# [What you are asked to do]
Pictures within the data are to be left out; everything else must be reproduced exactly.

***** Data to process *****

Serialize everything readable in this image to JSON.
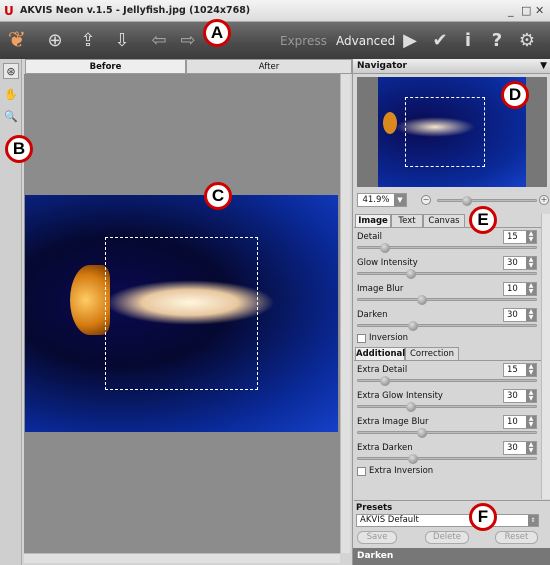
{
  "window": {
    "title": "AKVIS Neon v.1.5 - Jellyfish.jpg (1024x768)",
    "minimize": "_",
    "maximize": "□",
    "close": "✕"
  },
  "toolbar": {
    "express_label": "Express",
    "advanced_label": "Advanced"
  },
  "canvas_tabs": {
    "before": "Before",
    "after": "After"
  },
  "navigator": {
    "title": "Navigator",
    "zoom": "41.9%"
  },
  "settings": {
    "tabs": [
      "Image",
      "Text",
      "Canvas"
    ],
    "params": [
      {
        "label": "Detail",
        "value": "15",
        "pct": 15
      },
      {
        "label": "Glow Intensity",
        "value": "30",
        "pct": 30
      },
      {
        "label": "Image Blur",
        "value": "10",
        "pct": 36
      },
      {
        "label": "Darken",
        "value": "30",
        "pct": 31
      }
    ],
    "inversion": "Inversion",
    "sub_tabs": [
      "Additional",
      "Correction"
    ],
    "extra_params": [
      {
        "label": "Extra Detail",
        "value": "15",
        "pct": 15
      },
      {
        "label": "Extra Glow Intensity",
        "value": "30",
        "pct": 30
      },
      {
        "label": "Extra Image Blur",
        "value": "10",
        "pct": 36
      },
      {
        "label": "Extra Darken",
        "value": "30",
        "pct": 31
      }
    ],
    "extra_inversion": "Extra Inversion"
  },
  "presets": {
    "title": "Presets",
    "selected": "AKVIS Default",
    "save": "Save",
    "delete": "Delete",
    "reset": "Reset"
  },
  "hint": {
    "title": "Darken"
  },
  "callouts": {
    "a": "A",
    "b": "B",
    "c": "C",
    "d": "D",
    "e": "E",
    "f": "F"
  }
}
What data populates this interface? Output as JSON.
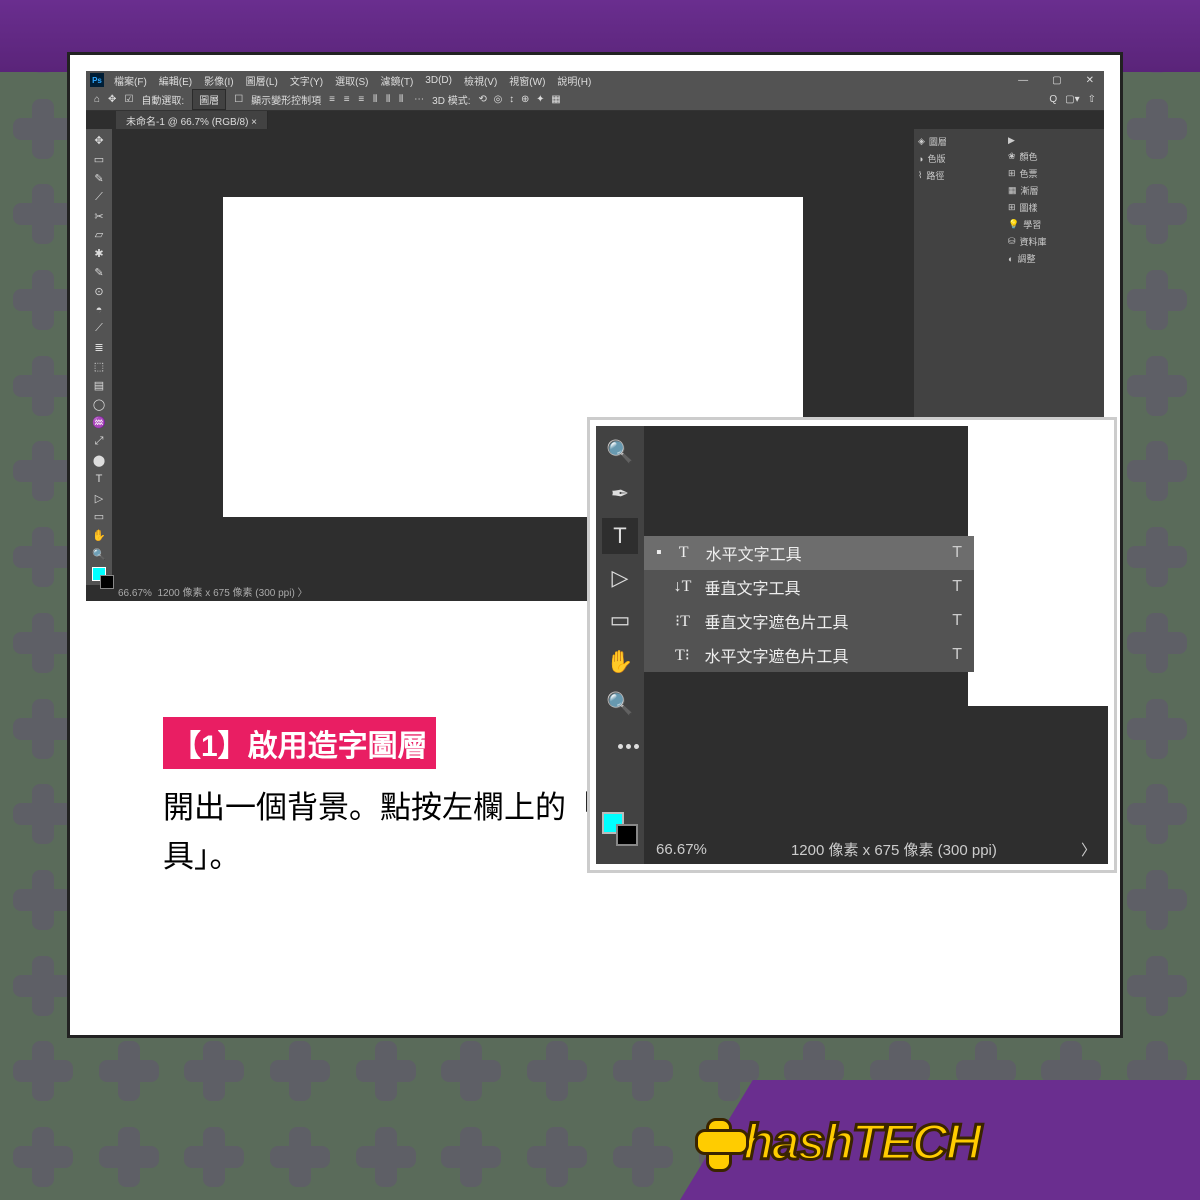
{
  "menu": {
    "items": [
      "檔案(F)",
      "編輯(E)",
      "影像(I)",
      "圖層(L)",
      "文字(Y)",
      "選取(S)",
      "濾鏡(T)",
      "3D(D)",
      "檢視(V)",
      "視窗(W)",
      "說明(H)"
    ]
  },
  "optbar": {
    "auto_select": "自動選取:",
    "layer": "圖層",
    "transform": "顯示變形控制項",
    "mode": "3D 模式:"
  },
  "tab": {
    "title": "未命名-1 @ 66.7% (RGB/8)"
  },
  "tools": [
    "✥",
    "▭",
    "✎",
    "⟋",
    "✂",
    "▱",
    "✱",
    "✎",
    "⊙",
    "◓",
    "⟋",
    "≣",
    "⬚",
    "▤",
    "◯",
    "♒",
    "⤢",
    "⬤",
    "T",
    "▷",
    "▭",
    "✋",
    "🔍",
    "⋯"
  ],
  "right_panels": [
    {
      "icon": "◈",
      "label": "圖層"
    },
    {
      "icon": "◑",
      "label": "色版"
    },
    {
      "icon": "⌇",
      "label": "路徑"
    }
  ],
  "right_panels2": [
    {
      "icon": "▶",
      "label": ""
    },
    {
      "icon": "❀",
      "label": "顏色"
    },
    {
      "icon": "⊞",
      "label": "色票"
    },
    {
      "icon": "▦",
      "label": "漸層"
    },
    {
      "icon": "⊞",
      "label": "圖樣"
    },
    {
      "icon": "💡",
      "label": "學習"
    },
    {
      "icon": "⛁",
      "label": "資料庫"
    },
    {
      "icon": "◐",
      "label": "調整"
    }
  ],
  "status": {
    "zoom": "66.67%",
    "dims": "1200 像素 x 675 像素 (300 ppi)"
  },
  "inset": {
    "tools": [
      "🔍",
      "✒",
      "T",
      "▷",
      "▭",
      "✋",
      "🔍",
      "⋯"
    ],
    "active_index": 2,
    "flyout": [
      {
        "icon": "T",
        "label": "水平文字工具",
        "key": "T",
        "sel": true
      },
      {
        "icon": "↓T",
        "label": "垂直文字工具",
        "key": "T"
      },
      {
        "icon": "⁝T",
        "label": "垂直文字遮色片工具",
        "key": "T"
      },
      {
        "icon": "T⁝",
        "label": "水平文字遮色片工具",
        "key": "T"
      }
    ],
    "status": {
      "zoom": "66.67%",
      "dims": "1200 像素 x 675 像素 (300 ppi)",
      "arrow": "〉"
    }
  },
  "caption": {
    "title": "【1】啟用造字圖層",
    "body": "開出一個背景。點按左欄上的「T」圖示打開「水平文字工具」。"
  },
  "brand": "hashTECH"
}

*****

# [Finished exercise]
Serialize everything readable in this image to JSON.
{
  "window": {
    "title": "AKVIS Neon v.1.5 - Jellyfish.jpg (1024x768)",
    "minimize": "_",
    "maximize": "□",
    "close": "✕"
  },
  "toolbar": {
    "express_label": "Express",
    "advanced_label": "Advanced"
  },
  "canvas_tabs": {
    "before": "Before",
    "after": "After"
  },
  "navigator": {
    "title": "Navigator",
    "zoom": "41.9%"
  },
  "settings": {
    "tabs": [
      "Image",
      "Text",
      "Canvas"
    ],
    "params": [
      {
        "label": "Detail",
        "value": "15",
        "pct": 15
      },
      {
        "label": "Glow Intensity",
        "value": "30",
        "pct": 30
      },
      {
        "label": "Image Blur",
        "value": "10",
        "pct": 36
      },
      {
        "label": "Darken",
        "value": "30",
        "pct": 31
      }
    ],
    "inversion": "Inversion",
    "sub_tabs": [
      "Additional",
      "Correction"
    ],
    "extra_params": [
      {
        "label": "Extra Detail",
        "value": "15",
        "pct": 15
      },
      {
        "label": "Extra Glow Intensity",
        "value": "30",
        "pct": 30
      },
      {
        "label": "Extra Image Blur",
        "value": "10",
        "pct": 36
      },
      {
        "label": "Extra Darken",
        "value": "30",
        "pct": 31
      }
    ],
    "extra_inversion": "Extra Inversion"
  },
  "presets": {
    "title": "Presets",
    "selected": "AKVIS Default",
    "save": "Save",
    "delete": "Delete",
    "reset": "Reset"
  },
  "hint": {
    "title": "Darken"
  },
  "callouts": {
    "a": "A",
    "b": "B",
    "c": "C",
    "d": "D",
    "e": "E",
    "f": "F"
  }
}
What data populates this interface? Output as JSON.
{
  "menu": {
    "items": [
      "檔案(F)",
      "編輯(E)",
      "影像(I)",
      "圖層(L)",
      "文字(Y)",
      "選取(S)",
      "濾鏡(T)",
      "3D(D)",
      "檢視(V)",
      "視窗(W)",
      "說明(H)"
    ]
  },
  "optbar": {
    "auto_select": "自動選取:",
    "layer": "圖層",
    "transform": "顯示變形控制項",
    "mode": "3D 模式:"
  },
  "tab": {
    "title": "未命名-1 @ 66.7% (RGB/8)"
  },
  "tools": [
    "✥",
    "▭",
    "✎",
    "⟋",
    "✂",
    "▱",
    "✱",
    "✎",
    "⊙",
    "◓",
    "⟋",
    "≣",
    "⬚",
    "▤",
    "◯",
    "♒",
    "⤢",
    "⬤",
    "T",
    "▷",
    "▭",
    "✋",
    "🔍",
    "⋯"
  ],
  "right_panels": [
    {
      "icon": "◈",
      "label": "圖層"
    },
    {
      "icon": "◑",
      "label": "色版"
    },
    {
      "icon": "⌇",
      "label": "路徑"
    }
  ],
  "right_panels2": [
    {
      "icon": "▶",
      "label": ""
    },
    {
      "icon": "❀",
      "label": "顏色"
    },
    {
      "icon": "⊞",
      "label": "色票"
    },
    {
      "icon": "▦",
      "label": "漸層"
    },
    {
      "icon": "⊞",
      "label": "圖樣"
    },
    {
      "icon": "💡",
      "label": "學習"
    },
    {
      "icon": "⛁",
      "label": "資料庫"
    },
    {
      "icon": "◐",
      "label": "調整"
    }
  ],
  "status": {
    "zoom": "66.67%",
    "dims": "1200 像素 x 675 像素 (300 ppi)"
  },
  "inset": {
    "tools": [
      "🔍",
      "✒",
      "T",
      "▷",
      "▭",
      "✋",
      "🔍",
      "⋯"
    ],
    "active_index": 2,
    "flyout": [
      {
        "icon": "T",
        "label": "水平文字工具",
        "key": "T",
        "sel": true
      },
      {
        "icon": "↓T",
        "label": "垂直文字工具",
        "key": "T"
      },
      {
        "icon": "⁝T",
        "label": "垂直文字遮色片工具",
        "key": "T"
      },
      {
        "icon": "T⁝",
        "label": "水平文字遮色片工具",
        "key": "T"
      }
    ],
    "status": {
      "zoom": "66.67%",
      "dims": "1200 像素 x 675 像素 (300 ppi)",
      "arrow": "〉"
    }
  },
  "caption": {
    "title": "【1】啟用造字圖層",
    "body": "開出一個背景。點按左欄上的「T」圖示打開「水平文字工具」。"
  },
  "brand": "hashTECH"
}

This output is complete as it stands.